======== Records provided
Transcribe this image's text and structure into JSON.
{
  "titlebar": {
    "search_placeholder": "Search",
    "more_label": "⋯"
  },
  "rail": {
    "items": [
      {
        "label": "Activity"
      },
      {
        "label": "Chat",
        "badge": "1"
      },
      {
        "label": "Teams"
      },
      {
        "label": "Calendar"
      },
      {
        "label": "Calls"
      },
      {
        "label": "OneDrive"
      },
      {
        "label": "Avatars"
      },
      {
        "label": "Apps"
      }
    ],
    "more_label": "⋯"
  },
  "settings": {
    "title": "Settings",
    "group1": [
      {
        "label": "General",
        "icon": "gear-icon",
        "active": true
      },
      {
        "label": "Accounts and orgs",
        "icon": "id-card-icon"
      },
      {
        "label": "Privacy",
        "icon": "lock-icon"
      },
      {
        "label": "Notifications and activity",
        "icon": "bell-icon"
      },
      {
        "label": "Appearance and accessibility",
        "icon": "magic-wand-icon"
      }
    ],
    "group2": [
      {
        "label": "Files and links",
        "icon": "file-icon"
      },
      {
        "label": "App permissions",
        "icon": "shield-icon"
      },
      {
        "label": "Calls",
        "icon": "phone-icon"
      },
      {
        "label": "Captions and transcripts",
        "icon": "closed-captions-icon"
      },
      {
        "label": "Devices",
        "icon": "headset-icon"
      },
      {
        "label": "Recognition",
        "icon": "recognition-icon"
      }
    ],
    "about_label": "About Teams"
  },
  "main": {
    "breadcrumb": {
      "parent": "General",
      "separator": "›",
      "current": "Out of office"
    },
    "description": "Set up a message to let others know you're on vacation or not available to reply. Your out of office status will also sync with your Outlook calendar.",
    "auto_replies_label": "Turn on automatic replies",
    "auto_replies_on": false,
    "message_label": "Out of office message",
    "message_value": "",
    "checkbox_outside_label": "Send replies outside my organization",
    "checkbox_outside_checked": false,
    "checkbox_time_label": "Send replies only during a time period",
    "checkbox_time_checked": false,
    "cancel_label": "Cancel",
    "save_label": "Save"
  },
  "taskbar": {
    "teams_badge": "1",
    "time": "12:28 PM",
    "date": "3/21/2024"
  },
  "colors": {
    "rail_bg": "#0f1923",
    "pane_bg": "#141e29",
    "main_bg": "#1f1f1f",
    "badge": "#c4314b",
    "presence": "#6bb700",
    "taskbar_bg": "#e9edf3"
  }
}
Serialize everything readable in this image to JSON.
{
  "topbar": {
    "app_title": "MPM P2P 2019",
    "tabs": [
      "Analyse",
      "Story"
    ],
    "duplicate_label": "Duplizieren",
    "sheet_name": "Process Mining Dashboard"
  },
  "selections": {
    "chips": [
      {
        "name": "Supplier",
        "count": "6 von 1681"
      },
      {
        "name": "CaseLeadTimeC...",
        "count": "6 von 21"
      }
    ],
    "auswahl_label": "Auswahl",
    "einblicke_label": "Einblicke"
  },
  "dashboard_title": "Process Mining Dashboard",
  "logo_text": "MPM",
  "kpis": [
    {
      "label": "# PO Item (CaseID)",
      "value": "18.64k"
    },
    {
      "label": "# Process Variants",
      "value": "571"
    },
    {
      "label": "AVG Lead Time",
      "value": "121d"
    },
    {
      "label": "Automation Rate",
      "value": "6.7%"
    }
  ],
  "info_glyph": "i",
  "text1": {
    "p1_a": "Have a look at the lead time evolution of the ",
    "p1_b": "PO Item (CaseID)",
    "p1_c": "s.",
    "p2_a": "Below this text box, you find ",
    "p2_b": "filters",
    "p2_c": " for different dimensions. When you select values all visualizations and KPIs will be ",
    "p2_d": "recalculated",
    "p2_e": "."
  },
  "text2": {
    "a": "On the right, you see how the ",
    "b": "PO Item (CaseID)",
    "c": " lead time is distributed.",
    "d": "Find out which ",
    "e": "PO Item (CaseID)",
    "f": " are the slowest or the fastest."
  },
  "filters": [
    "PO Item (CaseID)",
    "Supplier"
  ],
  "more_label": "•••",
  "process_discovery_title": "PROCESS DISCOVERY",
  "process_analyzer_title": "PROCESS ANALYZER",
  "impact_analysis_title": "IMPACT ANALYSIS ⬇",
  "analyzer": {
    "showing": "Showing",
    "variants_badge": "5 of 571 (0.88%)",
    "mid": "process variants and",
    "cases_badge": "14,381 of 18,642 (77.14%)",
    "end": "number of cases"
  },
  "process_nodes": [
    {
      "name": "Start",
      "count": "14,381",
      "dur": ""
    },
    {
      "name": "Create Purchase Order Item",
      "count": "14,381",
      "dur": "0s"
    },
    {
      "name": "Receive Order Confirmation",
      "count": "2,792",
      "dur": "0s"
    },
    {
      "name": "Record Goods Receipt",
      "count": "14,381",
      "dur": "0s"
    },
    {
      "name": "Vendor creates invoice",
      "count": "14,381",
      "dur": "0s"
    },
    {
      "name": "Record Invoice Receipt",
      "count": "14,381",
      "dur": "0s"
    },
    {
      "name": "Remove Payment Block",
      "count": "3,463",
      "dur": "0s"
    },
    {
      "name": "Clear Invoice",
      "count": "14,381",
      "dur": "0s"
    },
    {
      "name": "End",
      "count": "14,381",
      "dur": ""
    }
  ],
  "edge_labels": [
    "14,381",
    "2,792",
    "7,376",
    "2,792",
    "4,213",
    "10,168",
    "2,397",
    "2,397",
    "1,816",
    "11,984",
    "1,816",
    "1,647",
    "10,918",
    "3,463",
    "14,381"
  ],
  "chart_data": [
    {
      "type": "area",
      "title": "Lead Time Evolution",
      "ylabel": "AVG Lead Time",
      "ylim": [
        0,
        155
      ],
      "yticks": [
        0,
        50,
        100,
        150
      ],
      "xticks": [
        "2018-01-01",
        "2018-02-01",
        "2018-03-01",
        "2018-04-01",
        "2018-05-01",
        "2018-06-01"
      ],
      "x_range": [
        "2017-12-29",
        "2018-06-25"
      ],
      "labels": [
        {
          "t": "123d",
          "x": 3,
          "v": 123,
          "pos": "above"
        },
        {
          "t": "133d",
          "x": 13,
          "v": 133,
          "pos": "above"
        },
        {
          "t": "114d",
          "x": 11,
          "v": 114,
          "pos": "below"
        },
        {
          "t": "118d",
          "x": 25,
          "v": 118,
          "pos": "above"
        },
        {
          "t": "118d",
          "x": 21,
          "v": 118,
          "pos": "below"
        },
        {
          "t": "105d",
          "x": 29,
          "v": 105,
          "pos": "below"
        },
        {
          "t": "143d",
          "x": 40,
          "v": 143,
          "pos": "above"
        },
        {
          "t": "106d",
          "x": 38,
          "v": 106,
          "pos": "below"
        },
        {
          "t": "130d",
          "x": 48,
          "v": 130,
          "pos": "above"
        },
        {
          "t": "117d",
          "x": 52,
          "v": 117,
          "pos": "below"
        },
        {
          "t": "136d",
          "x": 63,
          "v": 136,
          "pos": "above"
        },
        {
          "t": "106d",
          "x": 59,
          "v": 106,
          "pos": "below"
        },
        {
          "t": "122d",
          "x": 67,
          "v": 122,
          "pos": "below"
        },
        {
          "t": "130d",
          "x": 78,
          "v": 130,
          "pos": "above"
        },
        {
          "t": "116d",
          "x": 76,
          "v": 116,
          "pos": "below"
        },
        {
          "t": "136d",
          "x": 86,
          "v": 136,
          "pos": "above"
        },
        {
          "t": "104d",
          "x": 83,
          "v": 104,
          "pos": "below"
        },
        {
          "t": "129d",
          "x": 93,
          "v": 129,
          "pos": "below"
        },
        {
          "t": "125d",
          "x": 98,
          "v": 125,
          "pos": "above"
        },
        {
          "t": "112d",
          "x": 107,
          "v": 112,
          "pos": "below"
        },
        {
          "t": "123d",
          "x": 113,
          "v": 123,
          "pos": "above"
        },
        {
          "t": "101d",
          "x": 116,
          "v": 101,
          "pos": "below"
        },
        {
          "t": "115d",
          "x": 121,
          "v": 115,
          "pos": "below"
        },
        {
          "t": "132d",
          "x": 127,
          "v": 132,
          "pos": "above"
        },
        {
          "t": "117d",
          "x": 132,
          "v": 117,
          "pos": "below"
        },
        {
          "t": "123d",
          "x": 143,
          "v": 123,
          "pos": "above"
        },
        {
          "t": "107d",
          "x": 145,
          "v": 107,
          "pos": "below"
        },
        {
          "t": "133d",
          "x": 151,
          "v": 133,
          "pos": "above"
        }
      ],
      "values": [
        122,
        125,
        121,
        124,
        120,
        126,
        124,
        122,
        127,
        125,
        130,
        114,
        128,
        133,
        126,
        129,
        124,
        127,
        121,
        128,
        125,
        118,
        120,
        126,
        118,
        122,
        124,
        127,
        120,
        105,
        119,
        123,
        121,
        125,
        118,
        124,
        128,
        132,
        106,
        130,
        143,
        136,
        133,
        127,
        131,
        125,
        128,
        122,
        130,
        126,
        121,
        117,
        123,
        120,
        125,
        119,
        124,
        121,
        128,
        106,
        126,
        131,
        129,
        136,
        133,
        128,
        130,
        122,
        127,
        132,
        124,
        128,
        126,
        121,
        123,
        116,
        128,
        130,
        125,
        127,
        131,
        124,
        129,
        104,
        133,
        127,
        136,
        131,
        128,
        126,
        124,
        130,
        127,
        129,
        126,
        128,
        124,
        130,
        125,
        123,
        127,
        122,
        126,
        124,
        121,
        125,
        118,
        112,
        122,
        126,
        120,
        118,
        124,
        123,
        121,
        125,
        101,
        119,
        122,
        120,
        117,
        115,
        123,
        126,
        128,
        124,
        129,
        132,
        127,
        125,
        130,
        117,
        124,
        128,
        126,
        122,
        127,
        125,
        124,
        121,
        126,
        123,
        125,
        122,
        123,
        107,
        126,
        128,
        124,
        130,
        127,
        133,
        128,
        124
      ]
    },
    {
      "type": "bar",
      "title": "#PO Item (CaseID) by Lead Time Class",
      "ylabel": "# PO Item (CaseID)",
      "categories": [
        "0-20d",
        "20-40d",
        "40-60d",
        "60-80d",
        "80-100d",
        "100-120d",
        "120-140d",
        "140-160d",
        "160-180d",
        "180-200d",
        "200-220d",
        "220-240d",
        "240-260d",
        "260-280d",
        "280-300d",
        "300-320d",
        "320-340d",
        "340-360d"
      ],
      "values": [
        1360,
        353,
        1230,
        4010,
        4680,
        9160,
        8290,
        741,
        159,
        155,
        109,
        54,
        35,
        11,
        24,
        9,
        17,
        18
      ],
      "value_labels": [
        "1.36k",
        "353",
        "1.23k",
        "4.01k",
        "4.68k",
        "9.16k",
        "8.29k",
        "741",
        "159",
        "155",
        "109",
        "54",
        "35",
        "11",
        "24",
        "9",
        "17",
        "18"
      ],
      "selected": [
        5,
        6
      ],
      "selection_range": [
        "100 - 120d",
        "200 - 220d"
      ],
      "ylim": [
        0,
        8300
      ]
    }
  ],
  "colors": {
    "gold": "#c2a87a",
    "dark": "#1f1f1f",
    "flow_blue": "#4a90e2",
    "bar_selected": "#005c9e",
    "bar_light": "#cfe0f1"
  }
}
================
→ Objective: Count the lines of the material that include the word "JSON", then report only the total.

→ Task answer: 2